══ Input data ══

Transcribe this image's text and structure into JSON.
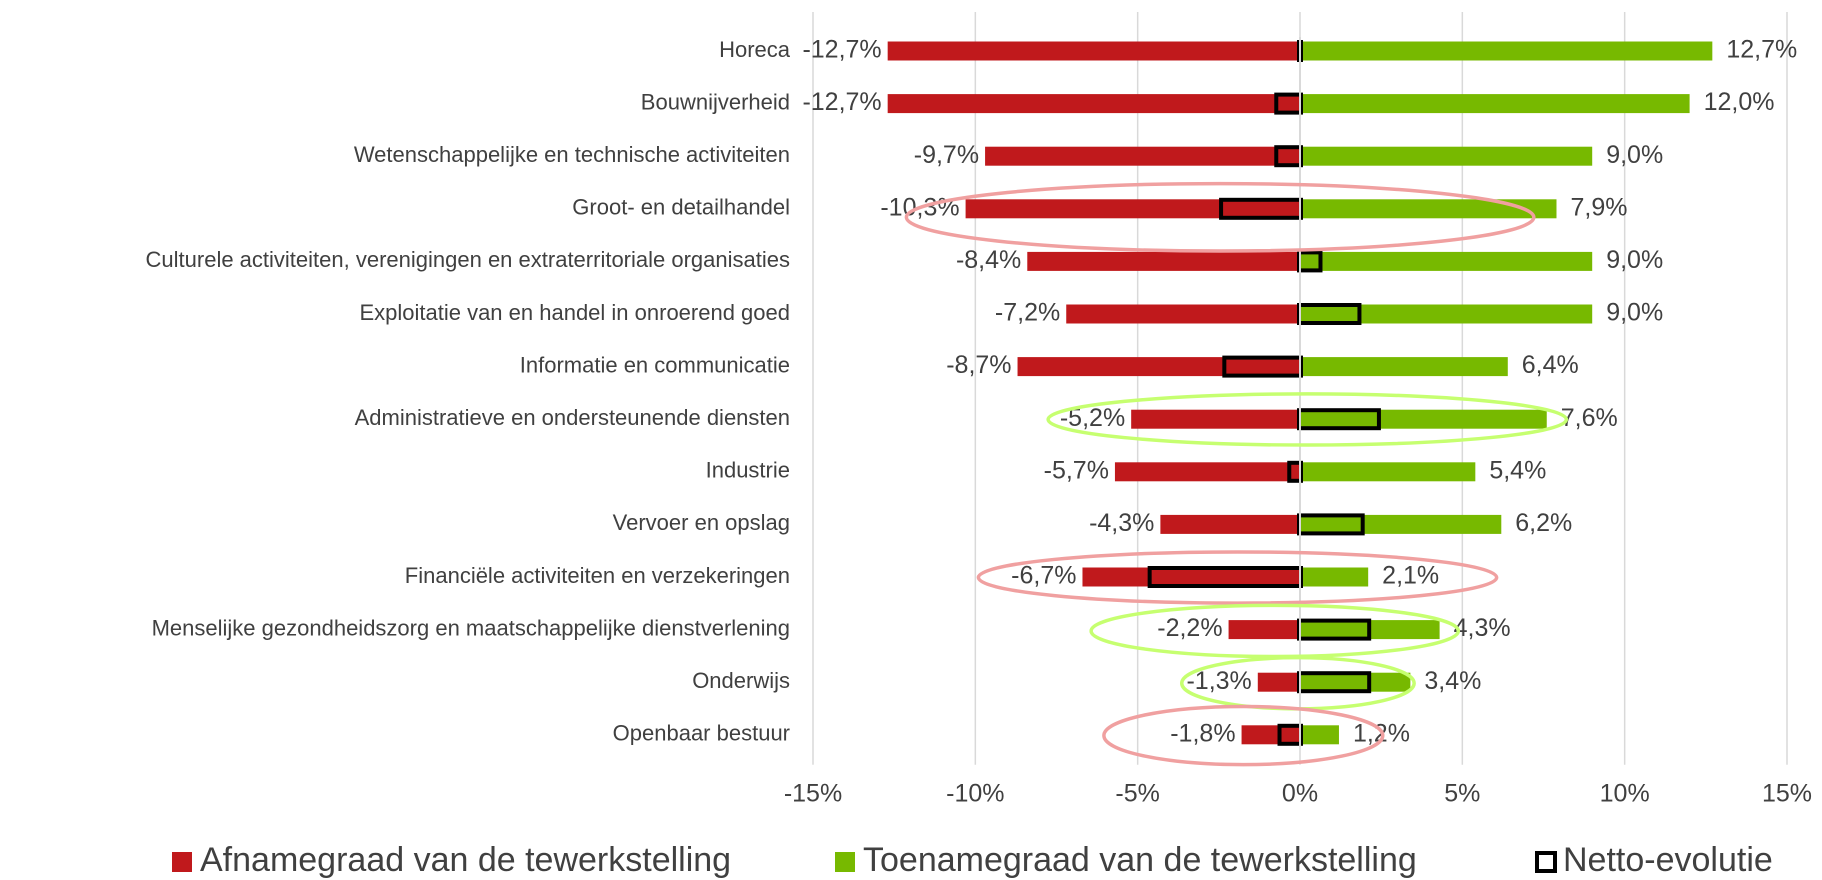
{
  "chart_data": {
    "type": "diverging-bar",
    "categories": [
      "Horeca",
      "Bouwnijverheid",
      "Wetenschappelijke en technische activiteiten",
      "Groot- en detailhandel",
      "Culturele activiteiten, verenigingen en extraterritoriale organisaties",
      "Exploitatie van en handel in onroerend goed",
      "Informatie en communicatie",
      "Administratieve en ondersteunende diensten",
      "Industrie",
      "Vervoer en opslag",
      "Financiële activiteiten en verzekeringen",
      "Menselijke gezondheidszorg en maatschappelijke dienstverlening",
      "Onderwijs",
      "Openbaar bestuur"
    ],
    "series": [
      {
        "name": "Afnamegraad van de tewerkstelling",
        "color": "#c0191c",
        "values": [
          -12.7,
          -12.7,
          -9.7,
          -10.3,
          -8.4,
          -7.2,
          -8.7,
          -5.2,
          -5.7,
          -4.3,
          -6.7,
          -2.2,
          -1.3,
          -1.8
        ],
        "value_labels": [
          "-12,7%",
          "-12,7%",
          "-9,7%",
          "-10,3%",
          "-8,4%",
          "-7,2%",
          "-8,7%",
          "-5,2%",
          "-5,7%",
          "-4,3%",
          "-6,7%",
          "-2,2%",
          "-1,3%",
          "-1,8%"
        ]
      },
      {
        "name": "Toenamegraad van de tewerkstelling",
        "color": "#77b900",
        "values": [
          12.7,
          12.0,
          9.0,
          7.9,
          9.0,
          9.0,
          6.4,
          7.6,
          5.4,
          6.2,
          2.1,
          4.3,
          3.4,
          1.2
        ],
        "value_labels": [
          "12,7%",
          "12,0%",
          "9,0%",
          "7,9%",
          "9,0%",
          "9,0%",
          "6,4%",
          "7,6%",
          "5,4%",
          "6,2%",
          "2,1%",
          "4,3%",
          "3,4%",
          "1,2%"
        ]
      },
      {
        "name": "Netto-evolutie",
        "color": "#000000",
        "values": [
          0.0,
          -0.7,
          -0.7,
          -2.4,
          0.6,
          1.8,
          -2.3,
          2.4,
          -0.3,
          1.9,
          -4.6,
          2.1,
          2.1,
          -0.6
        ]
      }
    ],
    "xlim": [
      -15,
      15
    ],
    "xticks": [
      {
        "value": -15,
        "label": "-15%"
      },
      {
        "value": -10,
        "label": "-10%"
      },
      {
        "value": -5,
        "label": "-5%"
      },
      {
        "value": 0,
        "label": "0%"
      },
      {
        "value": 5,
        "label": "5%"
      },
      {
        "value": 10,
        "label": "10%"
      },
      {
        "value": 15,
        "label": "15%"
      }
    ],
    "grid": true
  }
}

═══

## What is being asked:
Copy each line that holds the word "tewerkstelling".

## Exercise result:
        "name": "Afnamegraad van de tewerkstelling",
        "name": "Toenamegraad van de tewerkstelling",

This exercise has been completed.